→ **Instruction**: The required output is the block of lines from the line with "Serialize everything readable" to the line with "What data populates", endpoints included and pictures omitted.

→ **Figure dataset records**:
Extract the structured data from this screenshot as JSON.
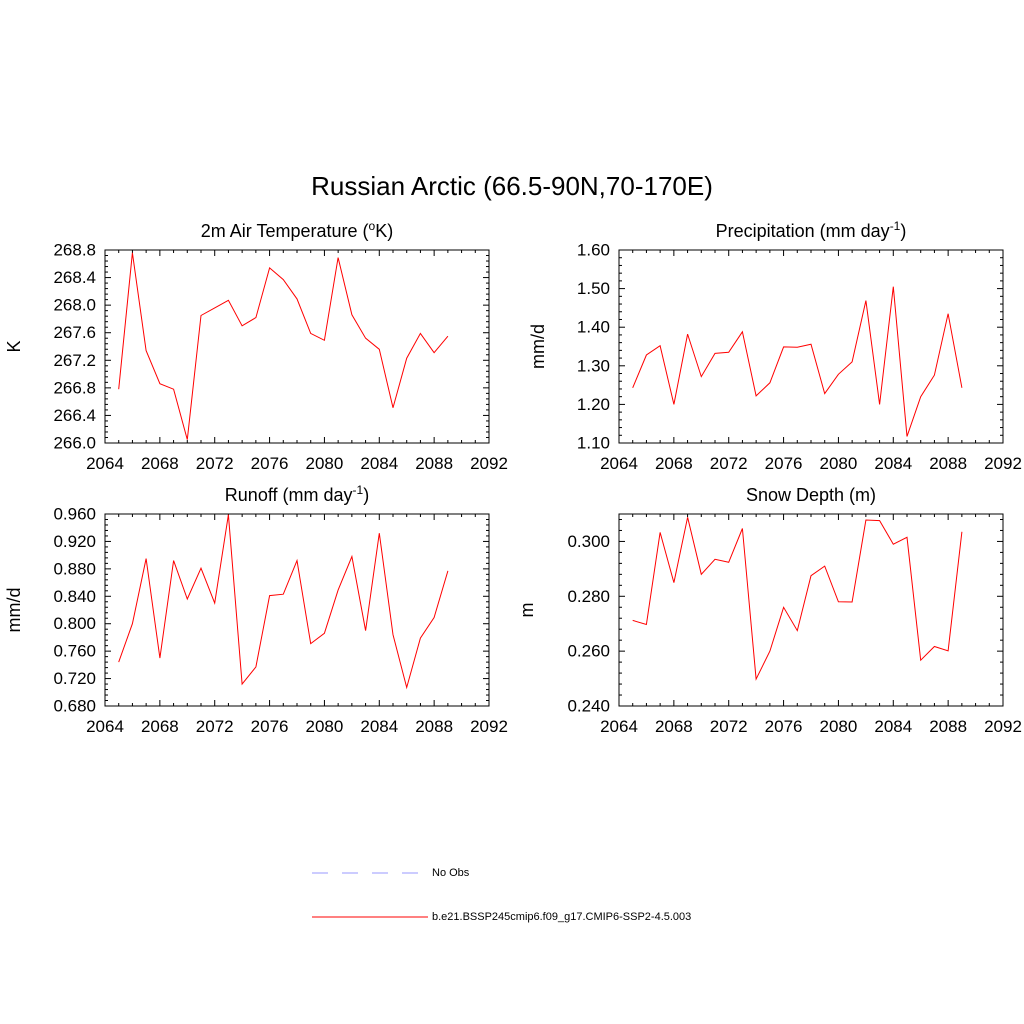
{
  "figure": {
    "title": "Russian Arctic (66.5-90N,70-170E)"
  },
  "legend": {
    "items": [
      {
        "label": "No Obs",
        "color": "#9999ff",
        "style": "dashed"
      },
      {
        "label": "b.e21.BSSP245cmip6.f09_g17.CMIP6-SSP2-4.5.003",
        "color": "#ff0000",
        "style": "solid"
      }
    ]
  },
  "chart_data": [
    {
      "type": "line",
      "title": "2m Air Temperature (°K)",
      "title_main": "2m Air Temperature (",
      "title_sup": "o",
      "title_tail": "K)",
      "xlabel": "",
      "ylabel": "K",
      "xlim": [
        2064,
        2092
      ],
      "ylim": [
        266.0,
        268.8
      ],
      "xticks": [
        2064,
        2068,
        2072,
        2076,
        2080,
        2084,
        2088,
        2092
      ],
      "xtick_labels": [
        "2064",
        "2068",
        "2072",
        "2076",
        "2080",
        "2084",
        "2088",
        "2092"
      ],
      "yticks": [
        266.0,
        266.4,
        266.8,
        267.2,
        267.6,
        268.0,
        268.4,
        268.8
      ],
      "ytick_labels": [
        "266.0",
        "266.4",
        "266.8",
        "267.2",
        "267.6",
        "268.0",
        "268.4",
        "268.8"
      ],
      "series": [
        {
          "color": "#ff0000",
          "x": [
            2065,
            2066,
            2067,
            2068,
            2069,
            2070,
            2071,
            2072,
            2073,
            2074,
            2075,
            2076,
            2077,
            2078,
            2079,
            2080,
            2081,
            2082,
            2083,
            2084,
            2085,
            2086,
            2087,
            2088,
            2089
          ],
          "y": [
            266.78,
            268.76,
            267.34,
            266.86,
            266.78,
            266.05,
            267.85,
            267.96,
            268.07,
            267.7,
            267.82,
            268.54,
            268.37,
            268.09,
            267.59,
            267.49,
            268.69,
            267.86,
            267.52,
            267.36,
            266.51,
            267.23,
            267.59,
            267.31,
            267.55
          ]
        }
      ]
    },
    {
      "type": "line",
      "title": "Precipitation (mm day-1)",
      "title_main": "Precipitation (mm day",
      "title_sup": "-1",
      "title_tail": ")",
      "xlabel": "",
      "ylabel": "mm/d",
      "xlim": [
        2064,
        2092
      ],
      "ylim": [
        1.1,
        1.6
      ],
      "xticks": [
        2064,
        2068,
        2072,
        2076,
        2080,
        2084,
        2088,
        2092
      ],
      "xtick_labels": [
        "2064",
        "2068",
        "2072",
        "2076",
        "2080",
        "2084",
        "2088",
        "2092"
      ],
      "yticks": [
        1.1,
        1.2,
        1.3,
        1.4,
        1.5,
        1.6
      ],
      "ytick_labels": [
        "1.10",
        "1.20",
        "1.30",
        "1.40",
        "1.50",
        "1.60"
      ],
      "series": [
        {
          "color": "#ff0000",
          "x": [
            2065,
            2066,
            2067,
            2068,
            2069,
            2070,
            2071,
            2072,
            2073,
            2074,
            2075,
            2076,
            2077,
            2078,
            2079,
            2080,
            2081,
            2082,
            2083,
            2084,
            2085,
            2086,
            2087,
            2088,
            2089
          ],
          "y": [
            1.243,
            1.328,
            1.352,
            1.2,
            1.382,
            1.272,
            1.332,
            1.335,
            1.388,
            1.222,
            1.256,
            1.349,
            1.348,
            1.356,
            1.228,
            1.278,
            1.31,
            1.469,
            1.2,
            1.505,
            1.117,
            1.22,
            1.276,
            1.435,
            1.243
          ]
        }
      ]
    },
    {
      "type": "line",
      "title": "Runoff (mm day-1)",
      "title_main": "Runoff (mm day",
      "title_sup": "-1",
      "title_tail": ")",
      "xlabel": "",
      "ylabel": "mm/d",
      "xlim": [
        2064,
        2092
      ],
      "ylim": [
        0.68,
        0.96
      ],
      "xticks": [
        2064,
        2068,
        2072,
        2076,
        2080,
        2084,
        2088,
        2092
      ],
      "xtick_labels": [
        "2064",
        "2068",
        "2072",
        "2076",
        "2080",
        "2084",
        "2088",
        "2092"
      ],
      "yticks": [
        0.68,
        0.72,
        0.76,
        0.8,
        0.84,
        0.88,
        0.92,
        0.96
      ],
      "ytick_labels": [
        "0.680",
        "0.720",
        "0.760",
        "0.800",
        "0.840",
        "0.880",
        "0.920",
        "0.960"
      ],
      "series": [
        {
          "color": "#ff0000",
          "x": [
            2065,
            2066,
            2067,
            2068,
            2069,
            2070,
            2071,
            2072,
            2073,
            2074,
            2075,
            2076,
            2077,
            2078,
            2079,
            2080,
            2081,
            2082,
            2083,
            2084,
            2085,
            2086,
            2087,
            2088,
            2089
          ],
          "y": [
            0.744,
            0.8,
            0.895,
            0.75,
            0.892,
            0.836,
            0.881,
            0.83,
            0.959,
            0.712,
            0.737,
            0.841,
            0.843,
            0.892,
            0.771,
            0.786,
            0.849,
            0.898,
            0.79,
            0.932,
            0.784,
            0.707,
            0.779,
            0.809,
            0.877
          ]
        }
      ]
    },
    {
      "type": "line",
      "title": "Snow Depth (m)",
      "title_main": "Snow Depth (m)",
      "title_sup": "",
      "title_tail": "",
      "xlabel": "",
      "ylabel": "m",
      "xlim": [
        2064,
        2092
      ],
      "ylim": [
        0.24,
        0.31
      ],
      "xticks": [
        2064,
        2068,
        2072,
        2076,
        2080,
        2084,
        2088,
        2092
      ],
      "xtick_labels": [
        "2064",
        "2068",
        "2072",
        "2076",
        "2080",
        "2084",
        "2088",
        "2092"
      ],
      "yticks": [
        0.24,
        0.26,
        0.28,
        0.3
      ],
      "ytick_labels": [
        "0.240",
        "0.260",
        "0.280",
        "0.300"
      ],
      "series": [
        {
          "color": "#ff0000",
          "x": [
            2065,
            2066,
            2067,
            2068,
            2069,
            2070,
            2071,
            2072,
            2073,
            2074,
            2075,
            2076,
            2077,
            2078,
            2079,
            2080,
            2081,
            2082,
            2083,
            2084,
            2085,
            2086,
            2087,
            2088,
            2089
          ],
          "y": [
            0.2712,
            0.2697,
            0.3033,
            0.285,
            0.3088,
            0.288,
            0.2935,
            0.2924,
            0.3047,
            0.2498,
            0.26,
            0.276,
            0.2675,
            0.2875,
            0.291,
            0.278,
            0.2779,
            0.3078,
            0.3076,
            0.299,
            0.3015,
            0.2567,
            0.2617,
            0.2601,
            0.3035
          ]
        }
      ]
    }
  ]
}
...
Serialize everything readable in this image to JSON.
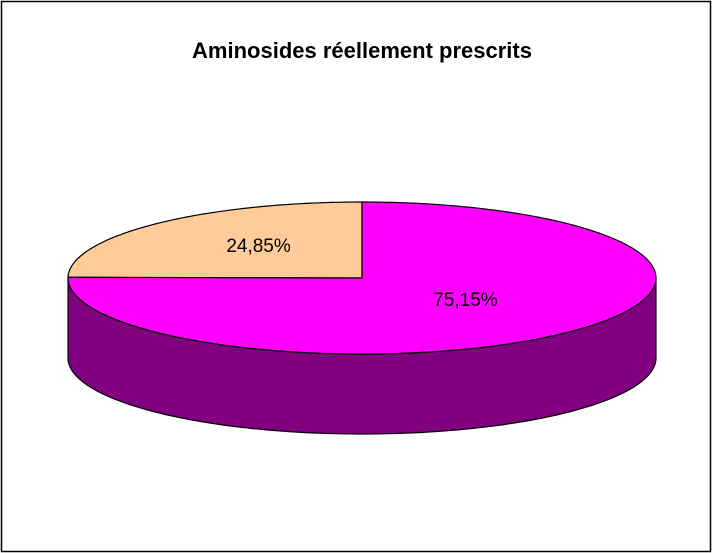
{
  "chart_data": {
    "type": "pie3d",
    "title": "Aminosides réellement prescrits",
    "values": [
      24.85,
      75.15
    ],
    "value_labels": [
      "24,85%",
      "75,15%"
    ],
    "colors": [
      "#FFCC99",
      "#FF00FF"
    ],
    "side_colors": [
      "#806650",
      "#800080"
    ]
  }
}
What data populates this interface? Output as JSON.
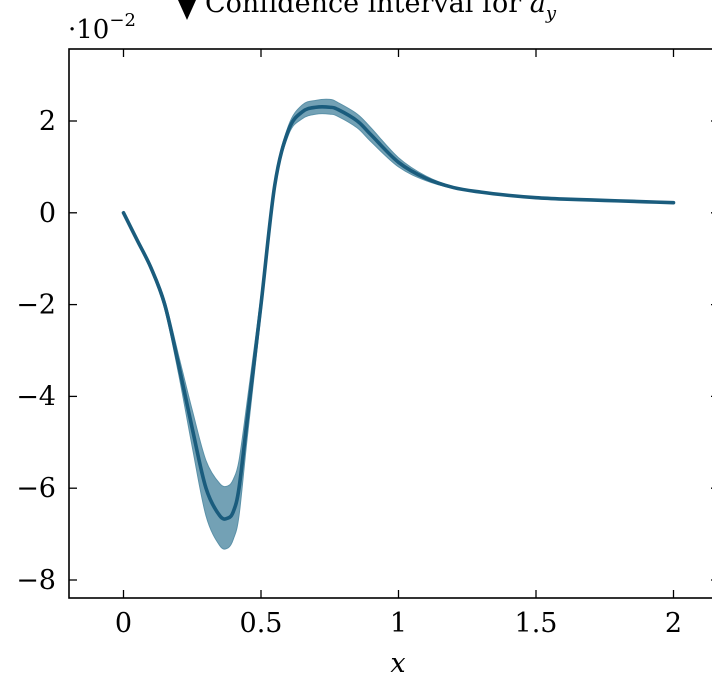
==
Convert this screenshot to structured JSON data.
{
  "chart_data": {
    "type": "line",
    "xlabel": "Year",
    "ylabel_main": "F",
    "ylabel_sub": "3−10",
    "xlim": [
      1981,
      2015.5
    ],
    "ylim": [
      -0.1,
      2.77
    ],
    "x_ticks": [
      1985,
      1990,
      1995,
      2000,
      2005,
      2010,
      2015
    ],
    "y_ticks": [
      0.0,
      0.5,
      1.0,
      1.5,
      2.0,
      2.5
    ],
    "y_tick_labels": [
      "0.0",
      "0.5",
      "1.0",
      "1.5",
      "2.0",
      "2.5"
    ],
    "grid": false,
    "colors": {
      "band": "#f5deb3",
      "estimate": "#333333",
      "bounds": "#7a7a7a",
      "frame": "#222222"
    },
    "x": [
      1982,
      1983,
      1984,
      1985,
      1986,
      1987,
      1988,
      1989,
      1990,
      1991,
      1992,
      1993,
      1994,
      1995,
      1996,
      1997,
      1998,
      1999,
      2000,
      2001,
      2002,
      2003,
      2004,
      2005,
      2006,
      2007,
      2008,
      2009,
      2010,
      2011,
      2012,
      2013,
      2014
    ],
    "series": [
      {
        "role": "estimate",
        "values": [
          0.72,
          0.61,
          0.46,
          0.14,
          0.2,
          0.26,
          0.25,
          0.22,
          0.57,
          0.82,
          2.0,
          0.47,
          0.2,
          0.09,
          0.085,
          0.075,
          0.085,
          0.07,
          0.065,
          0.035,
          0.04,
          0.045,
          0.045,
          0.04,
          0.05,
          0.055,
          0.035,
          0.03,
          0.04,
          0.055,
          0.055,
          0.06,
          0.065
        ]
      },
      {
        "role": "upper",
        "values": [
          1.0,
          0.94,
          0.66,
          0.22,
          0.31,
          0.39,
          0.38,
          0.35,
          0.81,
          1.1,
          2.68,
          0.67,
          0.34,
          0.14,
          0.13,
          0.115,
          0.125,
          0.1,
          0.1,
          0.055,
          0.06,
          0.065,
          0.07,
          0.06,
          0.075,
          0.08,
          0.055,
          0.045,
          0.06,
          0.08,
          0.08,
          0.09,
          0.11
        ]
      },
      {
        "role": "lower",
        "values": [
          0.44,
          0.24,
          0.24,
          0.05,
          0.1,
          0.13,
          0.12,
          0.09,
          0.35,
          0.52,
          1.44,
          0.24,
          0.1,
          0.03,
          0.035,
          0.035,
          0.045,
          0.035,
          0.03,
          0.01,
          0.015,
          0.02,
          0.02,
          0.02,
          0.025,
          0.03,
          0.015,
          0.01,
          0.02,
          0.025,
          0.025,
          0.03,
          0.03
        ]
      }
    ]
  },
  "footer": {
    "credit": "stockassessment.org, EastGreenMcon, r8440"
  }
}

→ **Answer to this exercise**:
Serialize everything readable in this image to JSON.
{
  "chart_data": {
    "type": "pie3d",
    "title": "Aminosides réellement prescrits",
    "values": [
      24.85,
      75.15
    ],
    "value_labels": [
      "24,85%",
      "75,15%"
    ],
    "colors": [
      "#FFCC99",
      "#FF00FF"
    ],
    "side_colors": [
      "#806650",
      "#800080"
    ]
  }
}
What data populates this interface? Output as JSON.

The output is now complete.